[PROMPT] Every line below must be reproduced exactly. Copy them all.

--- begin STORED RECORDS ---

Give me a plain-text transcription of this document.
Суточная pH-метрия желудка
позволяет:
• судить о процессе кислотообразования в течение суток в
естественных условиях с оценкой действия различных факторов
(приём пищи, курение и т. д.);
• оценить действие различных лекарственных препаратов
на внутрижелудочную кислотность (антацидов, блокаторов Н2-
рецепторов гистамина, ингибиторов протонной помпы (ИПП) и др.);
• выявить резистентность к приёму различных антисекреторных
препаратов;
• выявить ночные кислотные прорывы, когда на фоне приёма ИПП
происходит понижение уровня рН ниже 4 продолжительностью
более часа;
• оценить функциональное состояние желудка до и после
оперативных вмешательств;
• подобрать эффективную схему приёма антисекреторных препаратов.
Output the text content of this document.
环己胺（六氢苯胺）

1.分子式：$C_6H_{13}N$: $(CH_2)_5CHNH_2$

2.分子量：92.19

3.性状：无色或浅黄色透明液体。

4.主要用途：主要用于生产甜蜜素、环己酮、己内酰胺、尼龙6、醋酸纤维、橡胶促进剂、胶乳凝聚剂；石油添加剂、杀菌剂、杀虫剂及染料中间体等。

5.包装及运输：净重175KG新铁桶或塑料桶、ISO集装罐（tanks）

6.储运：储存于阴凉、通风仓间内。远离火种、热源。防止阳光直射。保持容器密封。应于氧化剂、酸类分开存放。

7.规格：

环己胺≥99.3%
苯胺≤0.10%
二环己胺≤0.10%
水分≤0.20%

--- end STORED RECORDS ---

[SOLUTION TO THIS PROBLEM]
Give me a plain-text transcription of this document.
Суточная pH-метрия желудка
позволяет:
• судить о процессе кислотообразования в течение суток в
естественных условиях с оценкой действия различных факторов
(приём пищи, курение и т. д.);
• оценить действие различных лекарственных препаратов
на внутрижелудочную кислотность (антацидов, блокаторов Н2-
рецепторов гистамина, ингибиторов протонной помпы (ИПП) и др.);
• выявить резистентность к приёму различных антисекреторных
препаратов;
• выявить ночные кислотные прорывы, когда на фоне приёма ИПП
происходит понижение уровня рН ниже 4 продолжительностью
более часа;
• оценить функциональное состояние желудка до и после
оперативных вмешательств;
• подобрать эффективную схему приёма антисекреторных препаратов.
Output the text content of this document.
环己胺（六氢苯胺）

1.分子式：$C_6H_{13}N$: $(CH_2)_5CHNH_2$

2.分子量：92.19

3.性状：无色或浅黄色透明液体。

4.主要用途：主要用于生产甜蜜素、环己酮、己内酰胺、尼龙6、醋酸纤维、橡胶促进剂、胶乳凝聚剂；石油添加剂、杀菌剂、杀虫剂及染料中间体等。

5.包装及运输：净重175KG新铁桶或塑料桶、ISO集装罐（tanks）

6.储运：储存于阴凉、通风仓间内。远离火种、热源。防止阳光直射。保持容器密封。应于氧化剂、酸类分开存放。

7.规格：

环己胺≥99.3%
苯胺≤0.10%
二环己胺≤0.10%
水分≤0.20%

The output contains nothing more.